## WRITTEN EXERCISE
Scan the lines below for the string "this" and copy every one that has it.

## Dataset entries
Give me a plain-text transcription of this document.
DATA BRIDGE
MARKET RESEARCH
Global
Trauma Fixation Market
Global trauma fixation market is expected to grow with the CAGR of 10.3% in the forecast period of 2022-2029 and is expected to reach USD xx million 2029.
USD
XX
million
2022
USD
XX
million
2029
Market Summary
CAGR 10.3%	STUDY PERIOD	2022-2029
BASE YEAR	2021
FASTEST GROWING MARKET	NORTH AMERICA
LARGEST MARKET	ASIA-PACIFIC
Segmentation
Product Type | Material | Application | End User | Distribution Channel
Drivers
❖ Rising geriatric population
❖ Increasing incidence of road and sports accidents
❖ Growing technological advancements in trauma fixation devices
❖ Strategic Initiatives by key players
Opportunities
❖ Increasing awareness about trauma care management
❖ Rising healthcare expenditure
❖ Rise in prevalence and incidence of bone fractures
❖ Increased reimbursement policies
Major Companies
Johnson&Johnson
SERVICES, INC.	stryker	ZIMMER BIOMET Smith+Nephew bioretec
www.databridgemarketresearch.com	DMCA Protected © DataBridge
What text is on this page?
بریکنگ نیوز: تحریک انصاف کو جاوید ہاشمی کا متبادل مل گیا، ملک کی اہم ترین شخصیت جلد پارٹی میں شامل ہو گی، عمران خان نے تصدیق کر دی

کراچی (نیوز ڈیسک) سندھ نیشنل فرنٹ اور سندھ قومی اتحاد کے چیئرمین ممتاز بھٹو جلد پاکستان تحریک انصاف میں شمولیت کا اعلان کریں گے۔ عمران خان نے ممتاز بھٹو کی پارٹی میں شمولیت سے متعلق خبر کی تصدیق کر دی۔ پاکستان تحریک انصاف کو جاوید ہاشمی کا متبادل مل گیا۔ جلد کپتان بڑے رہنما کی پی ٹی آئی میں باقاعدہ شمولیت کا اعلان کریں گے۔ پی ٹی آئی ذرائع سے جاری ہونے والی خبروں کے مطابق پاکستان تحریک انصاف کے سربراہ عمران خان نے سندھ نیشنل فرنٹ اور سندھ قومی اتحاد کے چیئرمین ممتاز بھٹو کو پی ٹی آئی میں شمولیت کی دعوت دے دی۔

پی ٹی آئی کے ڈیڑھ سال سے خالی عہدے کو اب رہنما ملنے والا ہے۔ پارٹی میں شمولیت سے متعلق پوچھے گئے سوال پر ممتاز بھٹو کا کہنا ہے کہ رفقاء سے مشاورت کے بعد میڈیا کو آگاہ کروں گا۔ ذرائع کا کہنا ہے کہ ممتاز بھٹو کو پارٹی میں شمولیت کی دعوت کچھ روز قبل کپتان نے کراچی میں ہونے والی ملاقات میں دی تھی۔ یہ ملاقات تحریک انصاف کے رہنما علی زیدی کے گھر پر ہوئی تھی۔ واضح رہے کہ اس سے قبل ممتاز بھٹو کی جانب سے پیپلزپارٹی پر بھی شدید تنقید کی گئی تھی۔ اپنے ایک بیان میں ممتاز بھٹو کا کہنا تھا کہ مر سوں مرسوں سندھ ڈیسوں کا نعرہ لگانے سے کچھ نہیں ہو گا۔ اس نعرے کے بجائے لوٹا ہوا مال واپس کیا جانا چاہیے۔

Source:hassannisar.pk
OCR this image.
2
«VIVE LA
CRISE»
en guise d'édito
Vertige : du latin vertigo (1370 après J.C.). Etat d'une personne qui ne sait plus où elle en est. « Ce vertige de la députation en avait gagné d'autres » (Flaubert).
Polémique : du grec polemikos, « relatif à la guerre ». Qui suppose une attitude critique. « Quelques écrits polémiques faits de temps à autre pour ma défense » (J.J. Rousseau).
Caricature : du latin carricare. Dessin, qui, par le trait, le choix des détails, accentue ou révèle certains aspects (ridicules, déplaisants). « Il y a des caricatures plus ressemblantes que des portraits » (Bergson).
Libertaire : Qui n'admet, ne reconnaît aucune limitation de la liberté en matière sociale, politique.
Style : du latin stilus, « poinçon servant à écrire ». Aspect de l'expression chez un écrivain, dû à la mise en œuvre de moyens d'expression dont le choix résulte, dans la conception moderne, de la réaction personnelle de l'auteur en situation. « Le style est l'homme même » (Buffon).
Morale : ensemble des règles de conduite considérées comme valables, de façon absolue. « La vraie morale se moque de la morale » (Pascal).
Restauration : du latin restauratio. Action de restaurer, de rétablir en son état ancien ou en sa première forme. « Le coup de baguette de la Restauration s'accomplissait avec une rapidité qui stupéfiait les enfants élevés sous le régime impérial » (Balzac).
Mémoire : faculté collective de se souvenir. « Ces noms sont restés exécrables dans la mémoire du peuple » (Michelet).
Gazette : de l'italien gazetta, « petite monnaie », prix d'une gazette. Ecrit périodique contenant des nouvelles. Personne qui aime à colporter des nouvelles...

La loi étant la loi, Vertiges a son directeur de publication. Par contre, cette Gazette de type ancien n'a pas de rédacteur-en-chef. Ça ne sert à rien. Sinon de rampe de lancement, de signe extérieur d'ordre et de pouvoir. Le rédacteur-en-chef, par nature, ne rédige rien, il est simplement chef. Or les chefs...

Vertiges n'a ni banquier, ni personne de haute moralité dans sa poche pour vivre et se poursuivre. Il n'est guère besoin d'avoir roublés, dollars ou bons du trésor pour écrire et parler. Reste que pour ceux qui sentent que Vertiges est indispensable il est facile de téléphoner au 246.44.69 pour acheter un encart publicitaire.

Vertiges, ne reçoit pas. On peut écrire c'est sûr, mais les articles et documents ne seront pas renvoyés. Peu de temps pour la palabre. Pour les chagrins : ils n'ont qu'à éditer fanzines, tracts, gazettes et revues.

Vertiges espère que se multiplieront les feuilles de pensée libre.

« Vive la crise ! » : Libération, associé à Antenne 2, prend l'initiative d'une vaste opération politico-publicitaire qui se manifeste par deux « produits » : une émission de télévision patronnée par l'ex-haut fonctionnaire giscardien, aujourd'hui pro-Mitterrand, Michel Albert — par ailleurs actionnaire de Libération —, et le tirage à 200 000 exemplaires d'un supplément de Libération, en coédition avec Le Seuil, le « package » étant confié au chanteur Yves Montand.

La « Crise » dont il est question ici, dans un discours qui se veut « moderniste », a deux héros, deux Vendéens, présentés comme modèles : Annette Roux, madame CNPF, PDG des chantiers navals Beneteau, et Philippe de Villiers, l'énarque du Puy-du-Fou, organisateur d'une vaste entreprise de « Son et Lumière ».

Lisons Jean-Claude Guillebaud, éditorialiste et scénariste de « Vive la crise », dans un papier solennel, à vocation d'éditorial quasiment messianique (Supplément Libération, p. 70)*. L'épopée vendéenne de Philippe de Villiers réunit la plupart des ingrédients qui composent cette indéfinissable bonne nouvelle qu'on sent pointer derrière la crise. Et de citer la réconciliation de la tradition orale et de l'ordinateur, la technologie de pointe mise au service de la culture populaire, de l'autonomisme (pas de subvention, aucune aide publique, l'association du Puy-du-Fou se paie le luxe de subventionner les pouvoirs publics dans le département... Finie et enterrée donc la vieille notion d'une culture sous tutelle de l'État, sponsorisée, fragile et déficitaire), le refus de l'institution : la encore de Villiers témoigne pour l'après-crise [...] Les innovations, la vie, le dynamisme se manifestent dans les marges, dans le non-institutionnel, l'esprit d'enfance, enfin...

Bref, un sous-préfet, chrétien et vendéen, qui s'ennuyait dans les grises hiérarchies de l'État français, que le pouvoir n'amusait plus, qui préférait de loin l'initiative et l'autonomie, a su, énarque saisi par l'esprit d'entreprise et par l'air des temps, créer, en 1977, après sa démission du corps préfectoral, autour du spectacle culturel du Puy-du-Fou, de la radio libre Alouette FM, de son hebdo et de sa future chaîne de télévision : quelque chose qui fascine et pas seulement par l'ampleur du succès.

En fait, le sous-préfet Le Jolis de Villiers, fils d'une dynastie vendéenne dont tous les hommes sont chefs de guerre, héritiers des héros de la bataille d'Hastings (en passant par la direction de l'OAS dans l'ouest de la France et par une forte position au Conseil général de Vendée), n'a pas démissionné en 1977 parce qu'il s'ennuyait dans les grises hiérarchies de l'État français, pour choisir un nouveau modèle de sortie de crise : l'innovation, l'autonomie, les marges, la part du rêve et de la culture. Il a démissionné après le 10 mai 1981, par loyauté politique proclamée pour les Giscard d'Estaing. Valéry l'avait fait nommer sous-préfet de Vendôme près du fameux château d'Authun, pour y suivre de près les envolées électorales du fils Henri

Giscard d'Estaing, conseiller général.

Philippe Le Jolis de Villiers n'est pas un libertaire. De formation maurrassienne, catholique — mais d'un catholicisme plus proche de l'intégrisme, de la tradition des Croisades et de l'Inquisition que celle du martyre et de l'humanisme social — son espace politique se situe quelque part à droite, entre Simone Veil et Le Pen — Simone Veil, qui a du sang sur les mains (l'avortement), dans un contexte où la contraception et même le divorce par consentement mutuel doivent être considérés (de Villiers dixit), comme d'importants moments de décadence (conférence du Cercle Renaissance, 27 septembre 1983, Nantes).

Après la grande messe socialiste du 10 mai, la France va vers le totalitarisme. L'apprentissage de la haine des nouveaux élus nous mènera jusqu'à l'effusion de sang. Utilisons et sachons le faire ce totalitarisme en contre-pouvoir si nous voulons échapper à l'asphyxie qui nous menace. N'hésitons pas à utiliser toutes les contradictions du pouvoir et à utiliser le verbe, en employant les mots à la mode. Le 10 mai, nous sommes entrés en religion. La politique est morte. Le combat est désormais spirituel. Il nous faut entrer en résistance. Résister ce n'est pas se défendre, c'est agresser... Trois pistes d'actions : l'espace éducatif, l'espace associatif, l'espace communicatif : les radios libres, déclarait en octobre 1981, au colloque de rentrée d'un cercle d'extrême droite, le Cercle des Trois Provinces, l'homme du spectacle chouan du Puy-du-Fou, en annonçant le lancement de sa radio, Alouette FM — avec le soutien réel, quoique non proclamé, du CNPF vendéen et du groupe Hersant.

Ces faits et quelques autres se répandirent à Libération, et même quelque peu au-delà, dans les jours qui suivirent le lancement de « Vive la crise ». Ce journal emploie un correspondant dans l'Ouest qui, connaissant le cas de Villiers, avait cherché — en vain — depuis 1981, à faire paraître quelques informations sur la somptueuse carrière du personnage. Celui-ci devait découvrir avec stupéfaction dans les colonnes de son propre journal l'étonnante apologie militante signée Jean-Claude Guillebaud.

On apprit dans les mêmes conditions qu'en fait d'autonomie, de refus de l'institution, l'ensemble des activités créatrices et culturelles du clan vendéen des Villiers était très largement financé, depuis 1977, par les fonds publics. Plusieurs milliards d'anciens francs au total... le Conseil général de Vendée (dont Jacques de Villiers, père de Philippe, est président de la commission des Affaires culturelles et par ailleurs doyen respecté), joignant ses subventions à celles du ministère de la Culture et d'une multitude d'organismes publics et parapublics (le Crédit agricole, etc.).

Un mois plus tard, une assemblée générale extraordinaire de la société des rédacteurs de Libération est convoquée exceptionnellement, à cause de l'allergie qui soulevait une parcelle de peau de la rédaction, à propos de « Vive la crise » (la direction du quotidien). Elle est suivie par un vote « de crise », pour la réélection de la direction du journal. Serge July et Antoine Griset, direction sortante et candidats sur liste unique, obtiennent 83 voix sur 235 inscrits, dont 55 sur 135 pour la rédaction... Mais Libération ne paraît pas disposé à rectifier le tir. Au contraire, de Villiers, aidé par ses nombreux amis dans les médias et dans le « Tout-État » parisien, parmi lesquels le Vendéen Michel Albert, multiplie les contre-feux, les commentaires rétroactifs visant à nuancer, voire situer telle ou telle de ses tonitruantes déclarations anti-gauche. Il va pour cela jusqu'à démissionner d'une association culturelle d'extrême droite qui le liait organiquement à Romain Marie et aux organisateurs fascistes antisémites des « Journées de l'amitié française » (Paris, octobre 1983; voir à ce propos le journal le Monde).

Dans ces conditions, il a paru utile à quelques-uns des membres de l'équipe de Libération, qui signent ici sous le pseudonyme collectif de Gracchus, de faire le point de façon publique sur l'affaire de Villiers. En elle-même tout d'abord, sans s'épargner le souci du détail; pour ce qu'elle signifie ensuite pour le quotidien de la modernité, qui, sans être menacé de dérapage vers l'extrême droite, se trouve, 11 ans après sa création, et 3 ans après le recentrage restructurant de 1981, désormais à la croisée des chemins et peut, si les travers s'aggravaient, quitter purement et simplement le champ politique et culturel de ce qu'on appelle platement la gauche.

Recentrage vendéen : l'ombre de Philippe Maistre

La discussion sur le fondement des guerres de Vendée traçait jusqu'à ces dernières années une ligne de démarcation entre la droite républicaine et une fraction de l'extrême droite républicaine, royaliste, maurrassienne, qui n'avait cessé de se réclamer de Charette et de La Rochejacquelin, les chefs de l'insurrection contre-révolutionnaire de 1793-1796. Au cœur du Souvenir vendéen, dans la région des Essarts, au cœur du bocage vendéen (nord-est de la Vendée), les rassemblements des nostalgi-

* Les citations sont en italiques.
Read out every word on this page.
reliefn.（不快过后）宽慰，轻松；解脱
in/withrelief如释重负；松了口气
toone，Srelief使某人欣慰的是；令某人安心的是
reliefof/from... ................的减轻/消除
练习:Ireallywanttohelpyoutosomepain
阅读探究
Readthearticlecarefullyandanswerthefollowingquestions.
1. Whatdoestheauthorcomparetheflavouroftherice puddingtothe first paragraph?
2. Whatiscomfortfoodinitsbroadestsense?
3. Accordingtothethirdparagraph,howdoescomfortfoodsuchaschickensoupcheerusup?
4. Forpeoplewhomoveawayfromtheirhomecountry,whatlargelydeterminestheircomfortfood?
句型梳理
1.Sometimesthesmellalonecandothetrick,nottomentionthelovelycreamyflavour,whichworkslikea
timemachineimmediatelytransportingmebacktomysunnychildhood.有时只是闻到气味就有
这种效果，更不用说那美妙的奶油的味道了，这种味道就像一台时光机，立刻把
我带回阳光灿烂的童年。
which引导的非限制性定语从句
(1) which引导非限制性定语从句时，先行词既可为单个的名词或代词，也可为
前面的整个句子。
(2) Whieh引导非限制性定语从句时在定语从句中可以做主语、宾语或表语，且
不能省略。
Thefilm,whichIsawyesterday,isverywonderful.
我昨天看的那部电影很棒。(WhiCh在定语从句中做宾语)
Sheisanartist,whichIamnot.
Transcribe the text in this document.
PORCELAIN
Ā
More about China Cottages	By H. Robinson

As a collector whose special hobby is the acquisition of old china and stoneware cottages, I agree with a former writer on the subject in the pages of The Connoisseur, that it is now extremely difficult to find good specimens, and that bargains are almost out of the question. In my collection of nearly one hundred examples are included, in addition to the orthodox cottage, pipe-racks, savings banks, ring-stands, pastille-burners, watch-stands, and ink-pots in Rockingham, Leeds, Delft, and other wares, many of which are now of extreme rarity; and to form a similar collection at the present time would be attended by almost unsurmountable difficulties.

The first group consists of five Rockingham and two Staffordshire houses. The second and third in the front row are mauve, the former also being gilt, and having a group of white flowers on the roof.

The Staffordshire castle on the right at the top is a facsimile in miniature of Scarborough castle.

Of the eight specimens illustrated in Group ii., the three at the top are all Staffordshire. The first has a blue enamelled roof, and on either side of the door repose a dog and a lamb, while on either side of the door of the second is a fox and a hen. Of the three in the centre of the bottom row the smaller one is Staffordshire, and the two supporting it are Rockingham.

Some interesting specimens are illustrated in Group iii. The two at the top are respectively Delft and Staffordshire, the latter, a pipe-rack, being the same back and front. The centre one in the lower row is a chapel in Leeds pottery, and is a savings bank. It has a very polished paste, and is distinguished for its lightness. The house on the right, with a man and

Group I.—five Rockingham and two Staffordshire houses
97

## EXPECTED ANSWER
Give me a plain-text transcription of this document.
What text is on this page?
OCR this image.
Read out every word on this page.
Transcribe the text in this document.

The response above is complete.